─── Extracted entries ───

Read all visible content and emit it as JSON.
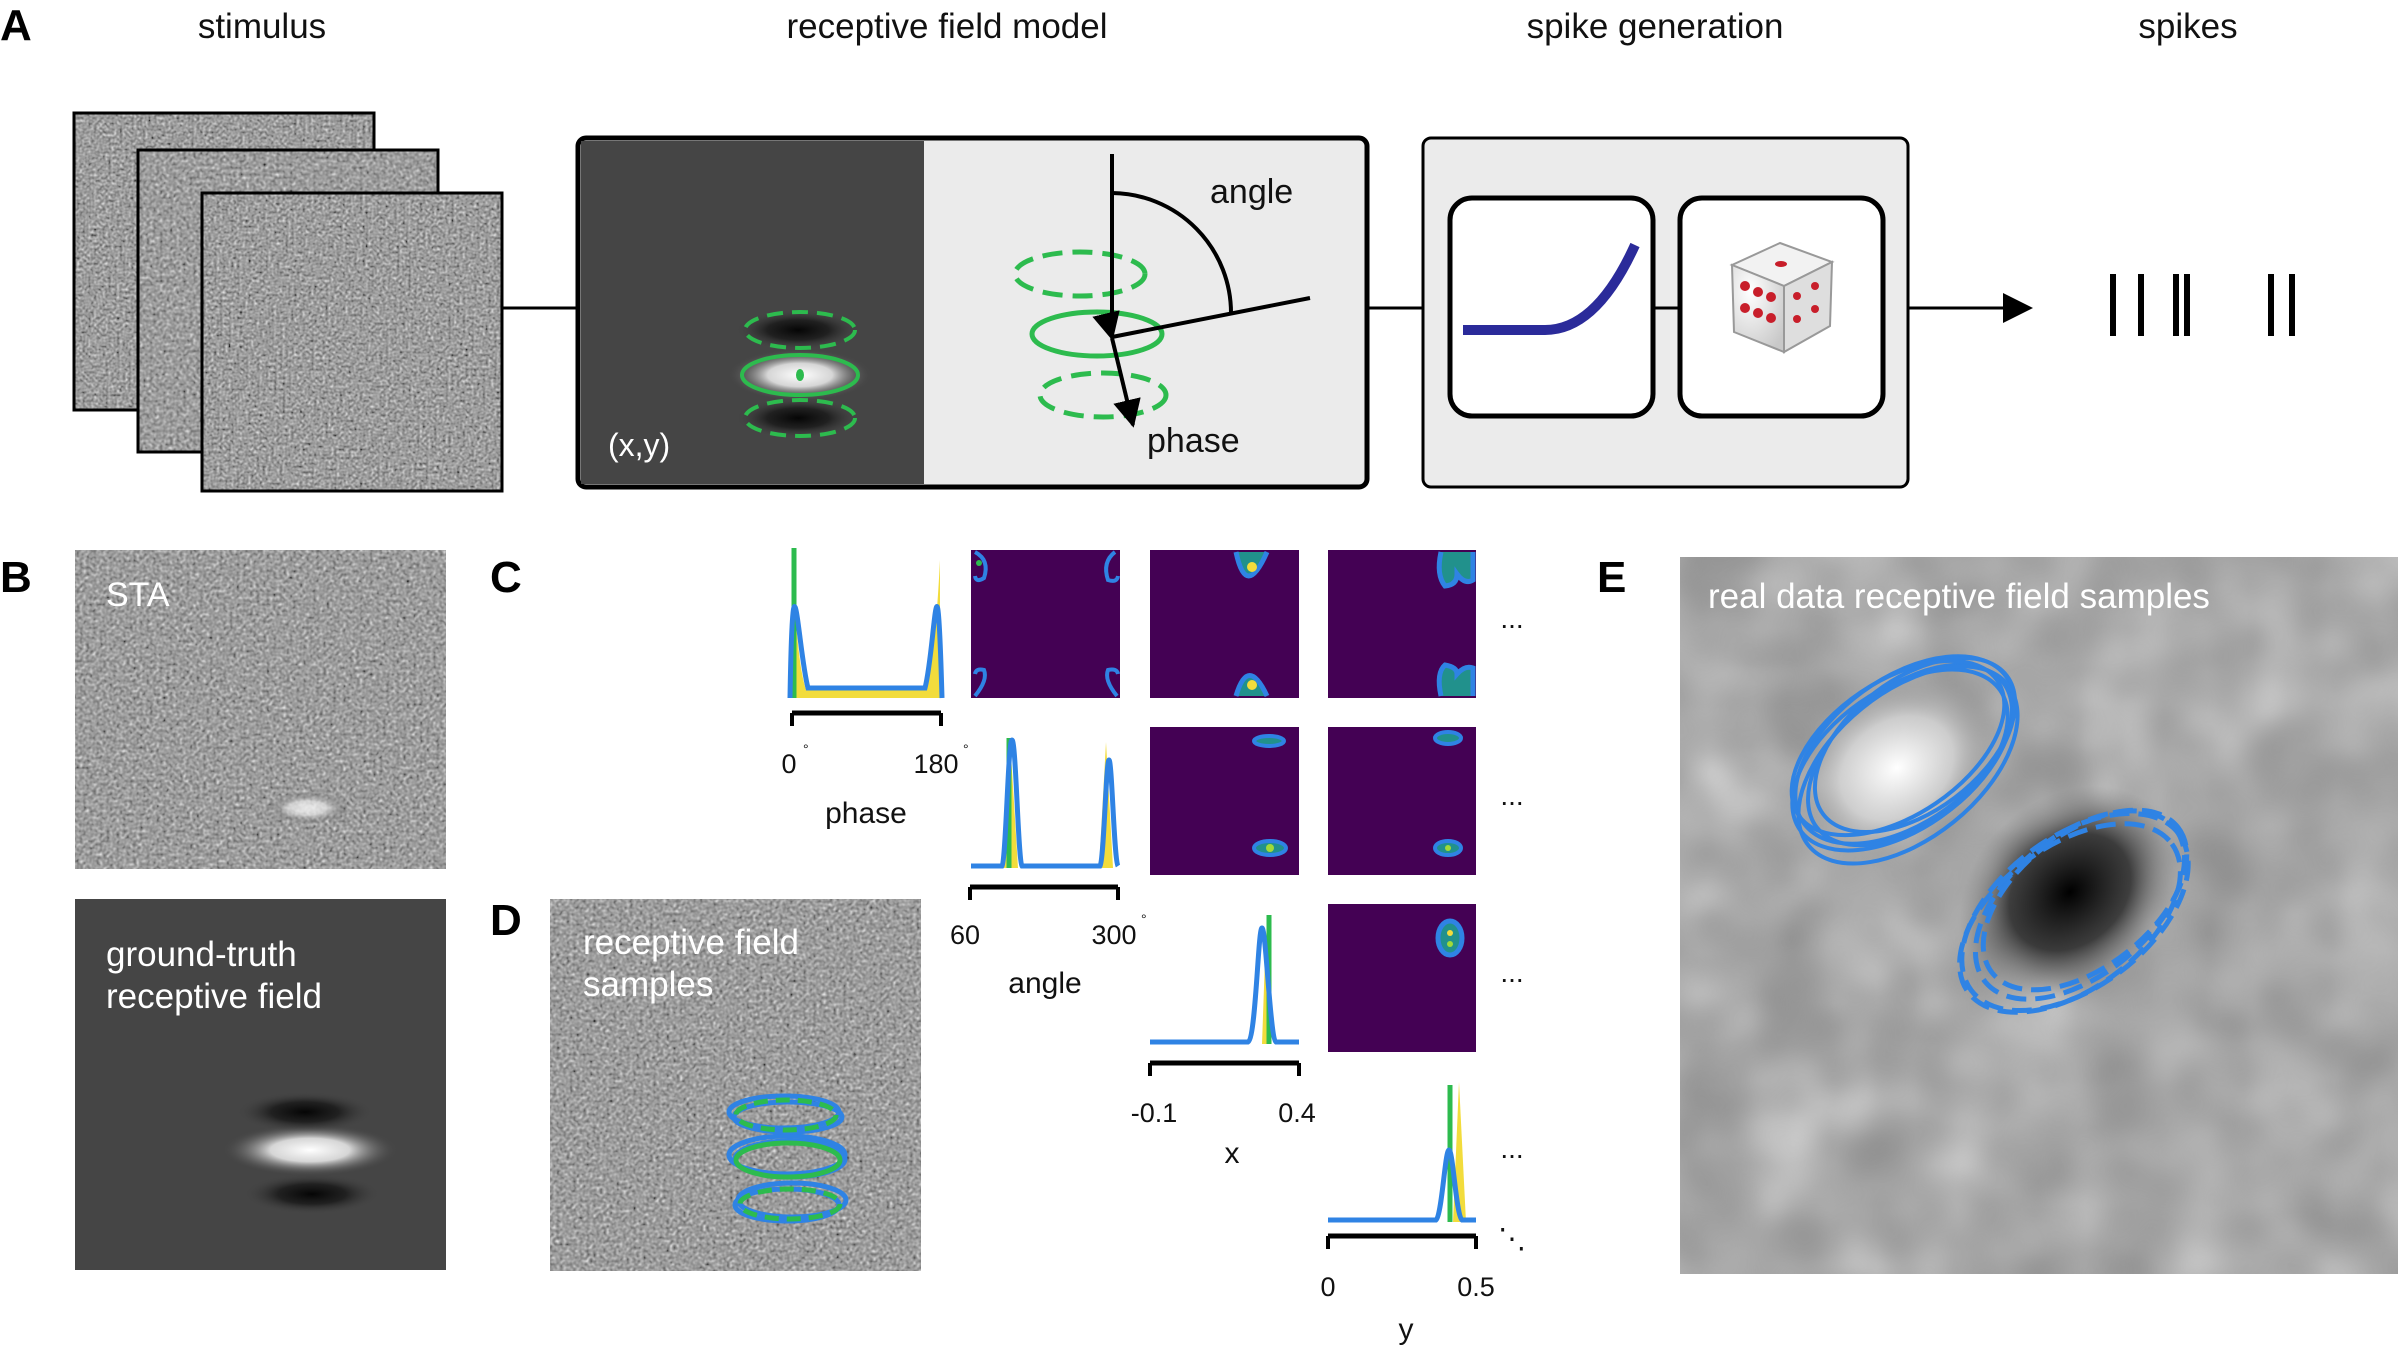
{
  "panel_letters": {
    "a": "A",
    "b": "B",
    "c": "C",
    "d": "D",
    "e": "E"
  },
  "panel_a": {
    "stage_labels": [
      "stimulus",
      "receptive field model",
      "spike generation",
      "spikes"
    ],
    "position_label": "(x,y)",
    "angle_label": "angle",
    "phase_label": "phase"
  },
  "panel_b": {
    "sta_label": "STA",
    "ground_truth_line1": "ground-truth",
    "ground_truth_line2": "receptive field"
  },
  "panel_c": {
    "phase_axis": {
      "name": "phase",
      "min": "0",
      "max": "180",
      "unit": "°"
    },
    "angle_axis": {
      "name": "angle",
      "min": "60",
      "max": "300",
      "unit": "°"
    },
    "x_axis": {
      "name": "x",
      "min": "-0.1",
      "max": "0.4"
    },
    "y_axis": {
      "name": "y",
      "min": "0",
      "max": "0.5"
    },
    "ellipsis": "...",
    "diag_ellipsis": "⋱"
  },
  "panel_d": {
    "line1": "receptive field",
    "line2": "samples"
  },
  "panel_e": {
    "label": "real data receptive field samples"
  },
  "colors": {
    "samples_blue": "#2f83e4",
    "truth_green": "#2dbb4e",
    "prior_yellow": "#f2dc3c",
    "posterior_purple": "#440154",
    "dark_blue_curve": "#2b2b9a"
  }
}
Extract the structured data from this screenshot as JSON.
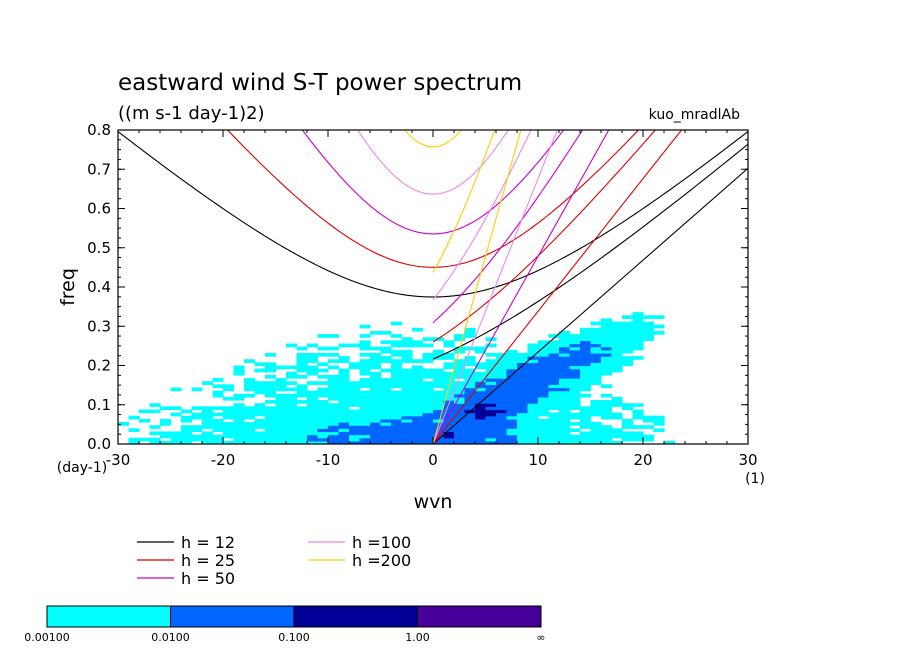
{
  "chart_data": {
    "type": "heatmap",
    "title": "eastward wind S-T power spectrum",
    "subtitle": "((m s-1 day-1)2)",
    "tag": "kuo_mradlAb",
    "xlabel": "wvn",
    "ylabel": "freq",
    "x_unit_label": "(1)",
    "y_unit_label": "(day-1)",
    "xlim": [
      -30,
      30
    ],
    "ylim": [
      0,
      0.8
    ],
    "x_ticks": [
      -30,
      -20,
      -10,
      0,
      10,
      20,
      30
    ],
    "x_tick_labels": [
      "-30",
      "-20",
      "-10",
      "0",
      "10",
      "20",
      "30"
    ],
    "y_ticks": [
      0,
      0.1,
      0.2,
      0.3,
      0.4,
      0.5,
      0.6,
      0.7,
      0.8
    ],
    "y_tick_labels": [
      "0.0",
      "0.1",
      "0.2",
      "0.3",
      "0.4",
      "0.5",
      "0.6",
      "0.7",
      "0.8"
    ],
    "shading_levels": [
      0.001,
      0.01,
      0.1,
      1.0
    ],
    "colorbar": {
      "colors": [
        "#00ffff",
        "#0066ff",
        "#000099",
        "#440099"
      ],
      "labels": [
        "0.00100",
        "0.0100",
        "0.100",
        "1.00",
        "∞"
      ]
    },
    "dispersion_curves": [
      {
        "name": "h = 12",
        "h": 12,
        "color": "#000000"
      },
      {
        "name": "h = 25",
        "h": 25,
        "color": "#dd0000"
      },
      {
        "name": "h = 50",
        "h": 50,
        "color": "#cc00cc"
      },
      {
        "name": "h =100",
        "h": 100,
        "color": "#ee88ee"
      },
      {
        "name": "h =200",
        "h": 200,
        "color": "#ffcc00"
      }
    ]
  }
}
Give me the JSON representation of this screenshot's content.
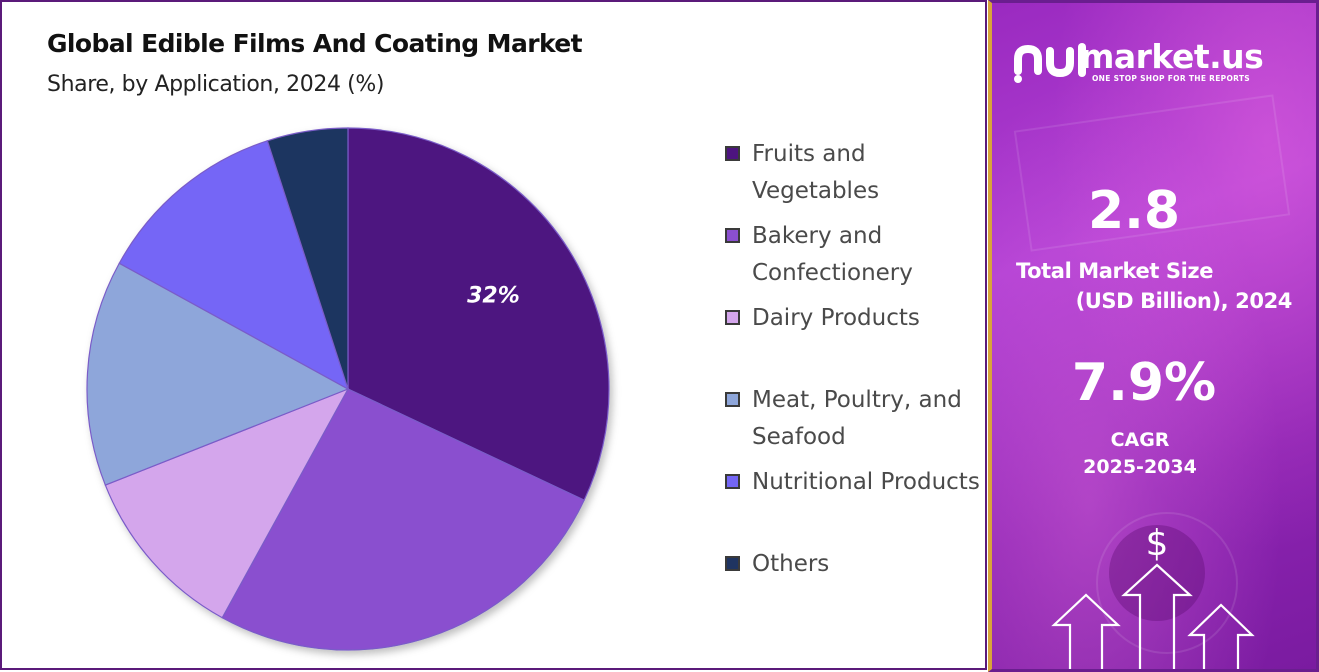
{
  "chart_data": {
    "type": "pie",
    "title": "Global Edible Films And Coating Market",
    "subtitle": "Share, by Application, 2024 (%)",
    "categories": [
      "Fruits and Vegetables",
      "Bakery and Confectionery",
      "Dairy Products",
      "Meat, Poultry, and Seafood",
      "Nutritional Products",
      "Others"
    ],
    "values": [
      32,
      26,
      11,
      14,
      12,
      5
    ],
    "colors": [
      "#4d1480",
      "#8a4fcf",
      "#d4a6ec",
      "#8ea6da",
      "#7466f6",
      "#1f3461"
    ],
    "data_labels": [
      "32%",
      "",
      "",
      "",
      "",
      ""
    ],
    "legend_position": "right"
  },
  "brand": {
    "name": "market.us",
    "tagline": "ONE STOP SHOP FOR THE REPORTS"
  },
  "stats": {
    "market_size_value": "2.8",
    "market_size_label_line1": "Total Market Size",
    "market_size_label_line2": "(USD Billion), 2024",
    "cagr_value": "7.9%",
    "cagr_label_line1": "CAGR",
    "cagr_label_line2": "2025-2034"
  }
}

───

Count every line of the material above that holds the string "screenshot", then state only the total.

Reply:
2